WHAT TO WORK ON -
Locate the lines where "Kumite" occurs and copy them as they stand.

[Dataset rows]
[start]

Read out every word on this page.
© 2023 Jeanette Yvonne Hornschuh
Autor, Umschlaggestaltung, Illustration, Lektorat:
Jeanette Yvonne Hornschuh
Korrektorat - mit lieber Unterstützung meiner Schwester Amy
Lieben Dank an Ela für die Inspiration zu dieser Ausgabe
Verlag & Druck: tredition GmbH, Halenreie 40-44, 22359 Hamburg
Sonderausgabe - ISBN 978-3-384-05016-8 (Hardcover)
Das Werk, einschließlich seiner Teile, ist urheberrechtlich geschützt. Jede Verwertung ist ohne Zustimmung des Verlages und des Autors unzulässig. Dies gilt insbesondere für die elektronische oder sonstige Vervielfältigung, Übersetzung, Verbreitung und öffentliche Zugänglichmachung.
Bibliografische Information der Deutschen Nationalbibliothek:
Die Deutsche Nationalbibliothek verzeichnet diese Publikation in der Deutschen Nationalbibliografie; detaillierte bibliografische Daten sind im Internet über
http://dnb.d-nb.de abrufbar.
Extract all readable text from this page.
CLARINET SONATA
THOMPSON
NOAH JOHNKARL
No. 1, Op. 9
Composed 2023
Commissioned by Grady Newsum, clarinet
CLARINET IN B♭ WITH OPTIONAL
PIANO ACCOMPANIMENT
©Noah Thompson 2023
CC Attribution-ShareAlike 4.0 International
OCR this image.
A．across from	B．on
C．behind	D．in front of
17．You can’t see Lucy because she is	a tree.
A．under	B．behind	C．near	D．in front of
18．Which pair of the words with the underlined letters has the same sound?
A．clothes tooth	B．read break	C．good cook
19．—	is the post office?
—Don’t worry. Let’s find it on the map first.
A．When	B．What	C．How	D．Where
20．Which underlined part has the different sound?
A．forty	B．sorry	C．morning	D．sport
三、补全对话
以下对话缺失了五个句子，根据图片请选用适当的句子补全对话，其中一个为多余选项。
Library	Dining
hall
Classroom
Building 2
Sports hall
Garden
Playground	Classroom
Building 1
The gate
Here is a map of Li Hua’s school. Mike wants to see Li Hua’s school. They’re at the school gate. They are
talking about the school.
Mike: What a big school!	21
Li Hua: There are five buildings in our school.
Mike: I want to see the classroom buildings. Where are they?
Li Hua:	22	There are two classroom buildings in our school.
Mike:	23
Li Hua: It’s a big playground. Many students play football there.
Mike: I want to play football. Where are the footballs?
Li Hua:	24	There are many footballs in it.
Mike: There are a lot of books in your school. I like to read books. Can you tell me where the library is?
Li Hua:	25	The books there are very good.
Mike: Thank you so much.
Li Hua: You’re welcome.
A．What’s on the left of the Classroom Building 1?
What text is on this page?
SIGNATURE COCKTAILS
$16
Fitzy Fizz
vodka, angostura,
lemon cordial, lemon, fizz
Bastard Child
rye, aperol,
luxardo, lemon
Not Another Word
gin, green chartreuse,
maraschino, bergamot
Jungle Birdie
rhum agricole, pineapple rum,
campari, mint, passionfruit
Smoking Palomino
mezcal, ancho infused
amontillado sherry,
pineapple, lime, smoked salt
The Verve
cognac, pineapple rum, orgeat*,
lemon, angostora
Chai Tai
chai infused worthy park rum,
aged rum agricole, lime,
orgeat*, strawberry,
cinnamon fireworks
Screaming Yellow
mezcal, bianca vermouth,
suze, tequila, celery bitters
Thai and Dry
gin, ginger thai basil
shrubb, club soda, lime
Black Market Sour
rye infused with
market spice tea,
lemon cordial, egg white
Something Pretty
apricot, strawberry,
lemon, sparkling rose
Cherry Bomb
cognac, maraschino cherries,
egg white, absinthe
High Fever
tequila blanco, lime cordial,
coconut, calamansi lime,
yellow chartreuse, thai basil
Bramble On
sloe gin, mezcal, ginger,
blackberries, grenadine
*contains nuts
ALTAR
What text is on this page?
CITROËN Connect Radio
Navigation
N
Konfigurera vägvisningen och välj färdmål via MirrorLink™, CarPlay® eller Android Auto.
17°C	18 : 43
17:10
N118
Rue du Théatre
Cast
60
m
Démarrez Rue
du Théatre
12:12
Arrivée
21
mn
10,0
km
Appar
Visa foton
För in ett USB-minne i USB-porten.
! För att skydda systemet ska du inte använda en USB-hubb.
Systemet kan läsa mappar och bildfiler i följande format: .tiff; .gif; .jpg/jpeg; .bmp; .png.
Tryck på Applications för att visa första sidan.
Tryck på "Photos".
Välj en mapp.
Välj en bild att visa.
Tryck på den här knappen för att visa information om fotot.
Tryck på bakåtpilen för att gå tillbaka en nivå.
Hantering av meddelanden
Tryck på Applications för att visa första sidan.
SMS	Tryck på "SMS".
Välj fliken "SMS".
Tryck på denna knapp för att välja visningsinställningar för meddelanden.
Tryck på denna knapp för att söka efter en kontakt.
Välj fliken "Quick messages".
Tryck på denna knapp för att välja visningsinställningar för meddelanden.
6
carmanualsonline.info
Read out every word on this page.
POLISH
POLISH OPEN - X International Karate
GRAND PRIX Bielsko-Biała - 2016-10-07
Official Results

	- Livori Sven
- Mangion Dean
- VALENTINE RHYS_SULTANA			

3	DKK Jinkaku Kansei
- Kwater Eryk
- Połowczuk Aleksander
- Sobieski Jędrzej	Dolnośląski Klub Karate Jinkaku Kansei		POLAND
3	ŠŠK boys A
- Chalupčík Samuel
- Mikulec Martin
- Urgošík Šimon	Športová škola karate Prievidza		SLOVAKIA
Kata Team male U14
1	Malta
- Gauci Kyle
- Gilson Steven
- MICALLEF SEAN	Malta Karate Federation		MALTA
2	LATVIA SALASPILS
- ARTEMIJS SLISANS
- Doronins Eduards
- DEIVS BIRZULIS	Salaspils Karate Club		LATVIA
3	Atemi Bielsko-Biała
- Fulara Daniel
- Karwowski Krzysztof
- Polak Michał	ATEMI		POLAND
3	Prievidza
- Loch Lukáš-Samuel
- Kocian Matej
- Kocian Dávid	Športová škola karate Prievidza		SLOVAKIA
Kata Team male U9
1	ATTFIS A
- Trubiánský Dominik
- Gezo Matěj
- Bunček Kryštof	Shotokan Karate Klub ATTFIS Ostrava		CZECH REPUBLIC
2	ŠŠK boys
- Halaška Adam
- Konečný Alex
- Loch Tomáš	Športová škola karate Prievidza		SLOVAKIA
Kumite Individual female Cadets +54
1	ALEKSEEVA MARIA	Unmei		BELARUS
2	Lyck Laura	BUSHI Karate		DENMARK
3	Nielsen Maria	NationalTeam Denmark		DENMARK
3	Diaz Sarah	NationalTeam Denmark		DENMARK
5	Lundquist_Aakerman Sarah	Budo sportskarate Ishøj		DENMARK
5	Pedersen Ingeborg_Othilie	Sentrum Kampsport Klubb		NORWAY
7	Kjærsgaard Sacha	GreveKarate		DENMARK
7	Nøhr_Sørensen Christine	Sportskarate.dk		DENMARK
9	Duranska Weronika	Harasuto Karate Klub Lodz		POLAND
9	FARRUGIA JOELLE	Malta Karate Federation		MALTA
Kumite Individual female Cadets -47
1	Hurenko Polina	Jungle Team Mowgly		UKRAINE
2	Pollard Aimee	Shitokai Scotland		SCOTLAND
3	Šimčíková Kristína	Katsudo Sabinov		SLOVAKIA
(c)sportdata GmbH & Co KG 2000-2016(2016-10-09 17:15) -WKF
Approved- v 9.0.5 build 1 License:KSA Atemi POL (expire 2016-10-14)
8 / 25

[end]

EXERCISE RESPONSE -
Kumite Individual female Cadets +54
Kumite Individual female Cadets -47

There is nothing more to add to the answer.